-- Document passage --
------------------------------------------------

As regular readers of this diary might recall, I've got a thing for books about con men. Perhaps I'd be better served by reading jeremiads about how America's working class supports the wrong party because they don't know really know what's good for them. But the righteous anger just doesn't seem to materialize. Suggest a work in which a "rogue economist" unravels the what marketing copy so uniquely calls "the riddles of everyday life" by applying some good old reductive logic to them – or, as the marketing copy puts it "through devilishly clever and clear-eyed thinking, see through all the clutter," and you'll find me and Ms. Sleepy-Time in the far corner, getting better acquainted. On the other hand, tell me you've got a book about a two mall garage guards who managed to convince thousands of Americans to give them money to free imprisoned missionaries in the utterly fictional jungle kingdom of Pongo-Pongo and you have my complete attention.
I travel through life with blinders on, I know.
Still, I get my fill of schemers and frauds and I like to think, in some small way, it gives me, in a way, models of people who, through devilishly clever and clear-eyed thinking, see through all the clutter.
There is, however, a curious subset of con men who, though clearly engaged in some sort of profitable impossibility, might not be conning anybody in the strictest sense. That is to say: if they believe their shit, can they really be called a con man?
The case in point: rainmaker Charles Hatfield.
Depending on your point of view Hatfield is either a crank whose misunderstandings of science caught up the equally ignorant, a clever schemer who exploited a desperate community, or a "rogue" inventor responsible for one of the greatest natural disasters in the history of San Diego.

------------------------------------------------

-- Given material --

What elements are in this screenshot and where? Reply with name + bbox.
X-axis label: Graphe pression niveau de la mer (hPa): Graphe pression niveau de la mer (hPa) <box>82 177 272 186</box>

------------------------------------------------

-- Problem set --
1: Duplicate the stretch of the con-men diary entry above from "I travel through" through "all the clutter.".
2: Pick up the diary entry about con men and the rainmaker Charles Hatfield after its final sentence and keep writing it.

-- Answers to the exercises --
1:
I travel through life with blinders on, I know.
Still, I get my fill of schemers and frauds and I like to think, in some small way, it gives me, in a way, models of people who, through devilishly clever and clear-eyed thinking, see through all the clutter.

2:
In 1915, the City Council of San Diego contacted Hatfield about making a little rain. San Diego, many southern California towns, had chronic water shortages. Water was a precious resource and towns were at the mercy of a handful of water barons. San Diego had built a reservoir and system of dams to supply the city, but a severe draught had left the new water system bone dry. Faced with shelling out a king's ransom to the water barons or taking a chance on the rainmaker, they figured they might as well take the long shot. Hatfield always worked on a "no rain, no pay" basis. If Hatfield didn't make the agreed upon inch-mark, then the city could send him packing without dropping a red cent his way. It was win-win: either they got the water a fraction of the cost the water barons would charge or they didn't lose a cent and paid what they would have had to pay the barons in the first place.
Before turning to professional rain wrangling, Hatfield had been a Singer sewing machine salesman. He was quite good at it – good enough that he could take regular periods off to dedicate himself to his passion: rainmaking. In 1902, after a long series of experiments conducted in his spare time, Hatfield settled on a "secret formula" of cloud agitating materials. At the time, it didn't seem so odd. The US government had previously funded an extensive and well-reported series of rainmaking experiments and Hatfield collected a small library of scientific and pseudo-scientific books on the subject. Hatfield's rainmaking scheme, either out of cynical design or out of a genuine desire to apply this knowledge, fit in with the then-current theories of meteorology he absorbed in those early days. It should also be pointed out that Hatfield was careful to never claim he was a rainmaker. "Moisture accelerator" was his preferred term The difference, he claimed, wasn't merely semantic. Rainmakers claimed to produce rain ex nihlo, which Hatfield considered impossible. Hatfield, in contrast, used his methods to coax moisture out of clouds. Besides seeming somewhat more scientific, this meant that Hatfield could excuse himself from taking jobs where the weather conditions didn't already look as if they might break into rain.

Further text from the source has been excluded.